Dataset entries on figures:
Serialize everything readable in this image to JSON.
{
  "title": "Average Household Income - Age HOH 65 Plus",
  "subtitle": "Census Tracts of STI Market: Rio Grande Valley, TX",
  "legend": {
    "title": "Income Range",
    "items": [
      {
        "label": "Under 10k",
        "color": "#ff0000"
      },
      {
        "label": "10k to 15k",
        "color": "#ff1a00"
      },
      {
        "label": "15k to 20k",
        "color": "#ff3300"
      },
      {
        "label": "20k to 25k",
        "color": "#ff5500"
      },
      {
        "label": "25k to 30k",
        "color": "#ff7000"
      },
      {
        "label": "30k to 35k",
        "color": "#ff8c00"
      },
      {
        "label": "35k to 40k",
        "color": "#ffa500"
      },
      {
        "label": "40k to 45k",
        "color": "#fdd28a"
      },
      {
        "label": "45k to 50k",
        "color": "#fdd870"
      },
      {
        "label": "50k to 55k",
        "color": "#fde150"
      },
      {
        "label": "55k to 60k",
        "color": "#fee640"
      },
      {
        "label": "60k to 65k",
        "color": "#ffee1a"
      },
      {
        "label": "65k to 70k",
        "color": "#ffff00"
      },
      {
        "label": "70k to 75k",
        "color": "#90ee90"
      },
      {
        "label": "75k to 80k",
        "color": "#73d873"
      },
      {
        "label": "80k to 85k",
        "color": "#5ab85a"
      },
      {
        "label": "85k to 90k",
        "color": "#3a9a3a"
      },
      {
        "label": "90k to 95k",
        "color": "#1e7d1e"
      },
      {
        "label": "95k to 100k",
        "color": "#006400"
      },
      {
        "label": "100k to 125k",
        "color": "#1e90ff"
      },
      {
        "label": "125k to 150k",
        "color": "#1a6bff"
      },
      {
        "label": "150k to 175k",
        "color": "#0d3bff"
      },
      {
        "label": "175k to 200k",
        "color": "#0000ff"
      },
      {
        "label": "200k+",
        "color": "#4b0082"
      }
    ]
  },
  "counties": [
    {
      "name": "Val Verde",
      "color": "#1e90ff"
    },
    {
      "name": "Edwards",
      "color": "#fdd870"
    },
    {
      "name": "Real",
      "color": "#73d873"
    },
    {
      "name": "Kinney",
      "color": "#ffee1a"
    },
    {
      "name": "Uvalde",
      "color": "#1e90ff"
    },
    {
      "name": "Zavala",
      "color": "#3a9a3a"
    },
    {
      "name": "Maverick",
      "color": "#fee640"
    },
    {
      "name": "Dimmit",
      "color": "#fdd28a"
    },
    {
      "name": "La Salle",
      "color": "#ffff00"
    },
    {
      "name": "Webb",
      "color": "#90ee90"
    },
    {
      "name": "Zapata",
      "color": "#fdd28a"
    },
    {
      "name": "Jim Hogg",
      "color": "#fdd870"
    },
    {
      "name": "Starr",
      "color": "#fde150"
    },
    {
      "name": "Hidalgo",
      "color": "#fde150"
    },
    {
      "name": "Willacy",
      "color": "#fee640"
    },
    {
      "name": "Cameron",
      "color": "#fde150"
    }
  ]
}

● **Given request**
Please reproduce all of the entries exactly as they stand.

● **Reply to the task**
Serialize everything readable in this image to JSON.
{
  "title": "Average Household Income - Age HOH 65 Plus",
  "subtitle": "Census Tracts of STI Market: Rio Grande Valley, TX",
  "legend": {
    "title": "Income Range",
    "items": [
      {
        "label": "Under 10k",
        "color": "#ff0000"
      },
      {
        "label": "10k to 15k",
        "color": "#ff1a00"
      },
      {
        "label": "15k to 20k",
        "color": "#ff3300"
      },
      {
        "label": "20k to 25k",
        "color": "#ff5500"
      },
      {
        "label": "25k to 30k",
        "color": "#ff7000"
      },
      {
        "label": "30k to 35k",
        "color": "#ff8c00"
      },
      {
        "label": "35k to 40k",
        "color": "#ffa500"
      },
      {
        "label": "40k to 45k",
        "color": "#fdd28a"
      },
      {
        "label": "45k to 50k",
        "color": "#fdd870"
      },
      {
        "label": "50k to 55k",
        "color": "#fde150"
      },
      {
        "label": "55k to 60k",
        "color": "#fee640"
      },
      {
        "label": "60k to 65k",
        "color": "#ffee1a"
      },
      {
        "label": "65k to 70k",
        "color": "#ffff00"
      },
      {
        "label": "70k to 75k",
        "color": "#90ee90"
      },
      {
        "label": "75k to 80k",
        "color": "#73d873"
      },
      {
        "label": "80k to 85k",
        "color": "#5ab85a"
      },
      {
        "label": "85k to 90k",
        "color": "#3a9a3a"
      },
      {
        "label": "90k to 95k",
        "color": "#1e7d1e"
      },
      {
        "label": "95k to 100k",
        "color": "#006400"
      },
      {
        "label": "100k to 125k",
        "color": "#1e90ff"
      },
      {
        "label": "125k to 150k",
        "color": "#1a6bff"
      },
      {
        "label": "150k to 175k",
        "color": "#0d3bff"
      },
      {
        "label": "175k to 200k",
        "color": "#0000ff"
      },
      {
        "label": "200k+",
        "color": "#4b0082"
      }
    ]
  },
  "counties": [
    {
      "name": "Val Verde",
      "color": "#1e90ff"
    },
    {
      "name": "Edwards",
      "color": "#fdd870"
    },
    {
      "name": "Real",
      "color": "#73d873"
    },
    {
      "name": "Kinney",
      "color": "#ffee1a"
    },
    {
      "name": "Uvalde",
      "color": "#1e90ff"
    },
    {
      "name": "Zavala",
      "color": "#3a9a3a"
    },
    {
      "name": "Maverick",
      "color": "#fee640"
    },
    {
      "name": "Dimmit",
      "color": "#fdd28a"
    },
    {
      "name": "La Salle",
      "color": "#ffff00"
    },
    {
      "name": "Webb",
      "color": "#90ee90"
    },
    {
      "name": "Zapata",
      "color": "#fdd28a"
    },
    {
      "name": "Jim Hogg",
      "color": "#fdd870"
    },
    {
      "name": "Starr",
      "color": "#fde150"
    },
    {
      "name": "Hidalgo",
      "color": "#fde150"
    },
    {
      "name": "Willacy",
      "color": "#fee640"
    },
    {
      "name": "Cameron",
      "color": "#fde150"
    }
  ]
}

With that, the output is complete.